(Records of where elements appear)
* * * * * * * * *
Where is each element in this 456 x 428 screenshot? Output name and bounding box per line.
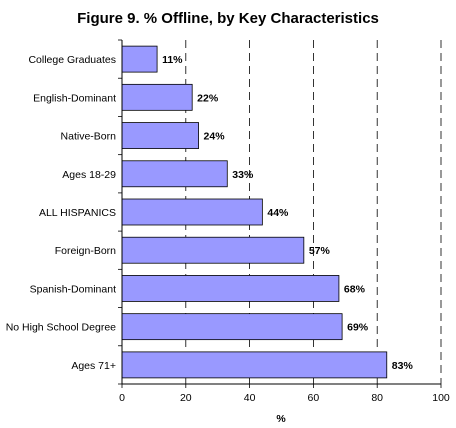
bar: [121, 351, 388, 379]
bar: [121, 198, 263, 226]
x-tick-label: 20: [180, 392, 192, 404]
data-label: 11%: [162, 54, 183, 66]
data-label: 57%: [309, 245, 331, 257]
category-label: Spanish-Dominant: [30, 283, 116, 295]
data-label: 33%: [232, 169, 254, 181]
bar: [121, 122, 199, 149]
data-label: 44%: [267, 207, 289, 219]
category-label: College Graduates: [28, 54, 116, 66]
x-tick-label: 40: [244, 392, 256, 404]
category-label: Foreign-Born: [55, 245, 116, 257]
category-label: English-Dominant: [33, 92, 116, 104]
x-tick-label: 60: [308, 392, 320, 404]
data-label: 24%: [204, 131, 226, 143]
x-tick-label: 100: [432, 392, 450, 404]
data-label: 22%: [197, 92, 219, 104]
data-label: 69%: [347, 322, 369, 334]
chart-title: Figure 9. % Offline, by Key Characterist…: [77, 10, 379, 27]
data-label: 68%: [344, 283, 366, 295]
category-label: Ages 71+: [71, 360, 116, 372]
x-axis-label: %: [276, 413, 286, 425]
category-label: Native-Born: [61, 131, 117, 143]
bar: [121, 275, 340, 302]
bar: [121, 236, 305, 264]
category-label: No High School Degree: [6, 322, 116, 334]
category-label: Ages 18-29: [62, 169, 116, 181]
x-tick-label: 0: [119, 392, 125, 404]
data-label: 83%: [392, 360, 414, 372]
x-tick-label: 80: [371, 392, 383, 404]
bar: [121, 45, 158, 73]
bar: [121, 83, 193, 111]
bar: [121, 313, 343, 341]
category-label: ALL HISPANICS: [39, 207, 116, 219]
bar: [121, 160, 228, 188]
* * * * * * * * *
### What is expected
Copy every line of the records above exactly as it stands, leaving out the pictures.

### Written answer
Where is each element in this 456 x 428 screenshot? Output name and bounding box per line.
bar: [121, 351, 388, 379]
bar: [121, 198, 263, 226]
x-tick-label: 20: [180, 392, 192, 404]
data-label: 11%: [162, 54, 183, 66]
data-label: 57%: [309, 245, 331, 257]
category-label: Spanish-Dominant: [30, 283, 116, 295]
data-label: 33%: [232, 169, 254, 181]
bar: [121, 122, 199, 149]
data-label: 44%: [267, 207, 289, 219]
category-label: College Graduates: [28, 54, 116, 66]
x-tick-label: 40: [244, 392, 256, 404]
category-label: Foreign-Born: [55, 245, 116, 257]
category-label: English-Dominant: [33, 92, 116, 104]
x-tick-label: 60: [308, 392, 320, 404]
data-label: 24%: [204, 131, 226, 143]
x-tick-label: 100: [432, 392, 450, 404]
data-label: 22%: [197, 92, 219, 104]
data-label: 69%: [347, 322, 369, 334]
chart-title: Figure 9. % Offline, by Key Characterist…: [77, 10, 379, 27]
data-label: 68%: [344, 283, 366, 295]
category-label: Ages 71+: [71, 360, 116, 372]
x-axis-label: %: [276, 413, 286, 425]
category-label: Native-Born: [61, 131, 117, 143]
bar: [121, 275, 340, 302]
bar: [121, 236, 305, 264]
category-label: No High School Degree: [6, 322, 116, 334]
category-label: Ages 18-29: [62, 169, 116, 181]
x-tick-label: 0: [119, 392, 125, 404]
data-label: 83%: [392, 360, 414, 372]
x-tick-label: 80: [371, 392, 383, 404]
bar: [121, 45, 158, 73]
bar: [121, 83, 193, 111]
bar: [121, 313, 343, 341]
category-label: ALL HISPANICS: [39, 207, 116, 219]
bar: [121, 160, 228, 188]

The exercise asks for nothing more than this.